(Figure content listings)
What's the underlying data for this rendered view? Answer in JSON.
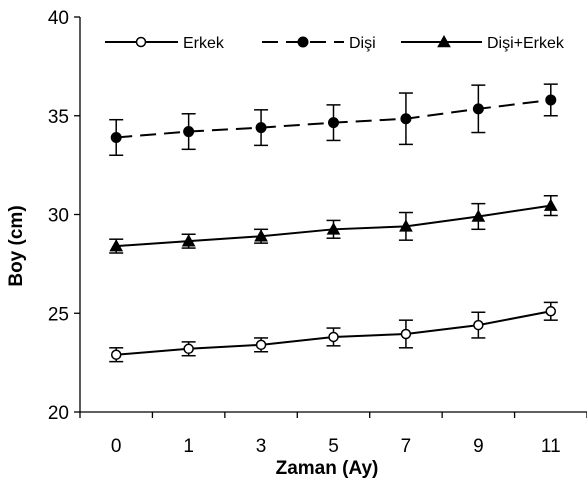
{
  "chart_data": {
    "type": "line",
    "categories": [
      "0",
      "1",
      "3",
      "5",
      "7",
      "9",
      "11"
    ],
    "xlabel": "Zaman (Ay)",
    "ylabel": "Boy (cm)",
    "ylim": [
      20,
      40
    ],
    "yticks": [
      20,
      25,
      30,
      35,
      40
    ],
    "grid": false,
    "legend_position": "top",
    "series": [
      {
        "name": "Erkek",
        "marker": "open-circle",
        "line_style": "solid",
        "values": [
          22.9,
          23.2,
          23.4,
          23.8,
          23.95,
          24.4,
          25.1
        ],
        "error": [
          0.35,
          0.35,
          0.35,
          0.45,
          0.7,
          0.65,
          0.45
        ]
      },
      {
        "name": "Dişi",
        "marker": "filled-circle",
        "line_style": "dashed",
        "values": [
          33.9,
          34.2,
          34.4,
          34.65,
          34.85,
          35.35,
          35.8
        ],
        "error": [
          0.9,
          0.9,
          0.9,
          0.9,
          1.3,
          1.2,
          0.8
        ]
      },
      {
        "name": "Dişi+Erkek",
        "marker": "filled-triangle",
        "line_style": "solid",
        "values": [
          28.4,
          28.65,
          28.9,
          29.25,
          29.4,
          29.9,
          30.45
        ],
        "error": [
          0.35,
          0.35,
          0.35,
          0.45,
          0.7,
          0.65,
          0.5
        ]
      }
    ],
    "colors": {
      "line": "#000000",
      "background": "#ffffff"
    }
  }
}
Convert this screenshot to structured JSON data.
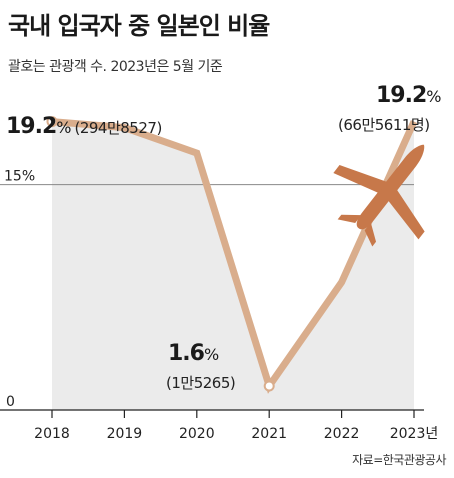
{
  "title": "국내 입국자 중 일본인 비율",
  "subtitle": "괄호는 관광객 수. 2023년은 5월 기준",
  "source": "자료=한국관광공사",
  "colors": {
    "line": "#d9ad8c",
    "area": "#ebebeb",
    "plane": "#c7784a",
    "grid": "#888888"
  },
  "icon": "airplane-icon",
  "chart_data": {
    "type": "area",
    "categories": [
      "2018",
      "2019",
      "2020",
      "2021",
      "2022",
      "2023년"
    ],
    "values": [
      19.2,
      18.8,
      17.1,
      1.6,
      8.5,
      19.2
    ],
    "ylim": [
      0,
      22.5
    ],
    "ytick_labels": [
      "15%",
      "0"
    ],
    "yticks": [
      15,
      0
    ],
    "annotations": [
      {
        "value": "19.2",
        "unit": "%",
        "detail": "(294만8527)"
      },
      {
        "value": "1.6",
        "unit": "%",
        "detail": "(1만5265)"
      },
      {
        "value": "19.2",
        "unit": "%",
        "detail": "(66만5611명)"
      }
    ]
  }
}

* * *

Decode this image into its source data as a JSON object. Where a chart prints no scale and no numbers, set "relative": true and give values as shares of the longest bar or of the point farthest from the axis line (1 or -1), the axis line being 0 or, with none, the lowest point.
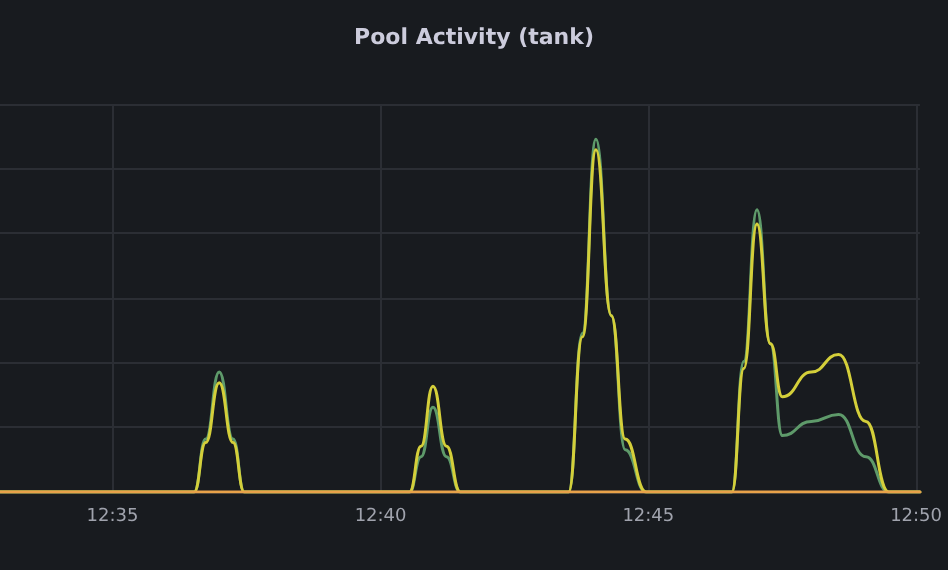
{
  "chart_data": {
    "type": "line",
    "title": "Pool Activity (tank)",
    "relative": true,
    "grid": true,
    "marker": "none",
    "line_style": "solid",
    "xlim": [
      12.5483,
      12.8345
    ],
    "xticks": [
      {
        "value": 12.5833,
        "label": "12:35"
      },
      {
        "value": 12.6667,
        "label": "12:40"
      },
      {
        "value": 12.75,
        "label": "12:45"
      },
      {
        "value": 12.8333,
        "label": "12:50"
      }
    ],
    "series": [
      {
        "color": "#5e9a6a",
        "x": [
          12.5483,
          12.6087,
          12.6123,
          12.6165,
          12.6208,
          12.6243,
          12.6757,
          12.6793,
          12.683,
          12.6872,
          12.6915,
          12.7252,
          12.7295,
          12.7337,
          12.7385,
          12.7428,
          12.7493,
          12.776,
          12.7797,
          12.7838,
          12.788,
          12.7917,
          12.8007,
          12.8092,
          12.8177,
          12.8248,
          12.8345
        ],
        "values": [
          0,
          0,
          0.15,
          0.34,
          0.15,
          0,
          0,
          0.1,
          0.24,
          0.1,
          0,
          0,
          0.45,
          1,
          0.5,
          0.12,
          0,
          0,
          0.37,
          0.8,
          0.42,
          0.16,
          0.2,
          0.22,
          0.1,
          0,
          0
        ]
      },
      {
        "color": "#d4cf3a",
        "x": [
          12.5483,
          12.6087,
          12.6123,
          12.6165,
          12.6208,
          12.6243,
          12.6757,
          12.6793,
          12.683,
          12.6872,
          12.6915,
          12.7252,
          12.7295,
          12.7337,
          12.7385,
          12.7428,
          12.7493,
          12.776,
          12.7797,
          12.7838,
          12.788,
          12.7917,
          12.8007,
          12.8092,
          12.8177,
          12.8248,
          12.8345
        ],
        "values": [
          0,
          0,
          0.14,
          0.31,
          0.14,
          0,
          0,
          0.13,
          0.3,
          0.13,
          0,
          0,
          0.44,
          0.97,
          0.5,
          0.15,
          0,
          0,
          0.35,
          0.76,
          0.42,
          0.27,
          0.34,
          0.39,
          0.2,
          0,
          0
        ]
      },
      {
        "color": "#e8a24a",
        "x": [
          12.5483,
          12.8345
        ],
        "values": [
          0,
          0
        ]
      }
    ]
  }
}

→ **The problem**
Look for "circle" and pull out every line that has it.

→ **Complete answer**
        "marker": "open-circle",
        "marker": "filled-circle",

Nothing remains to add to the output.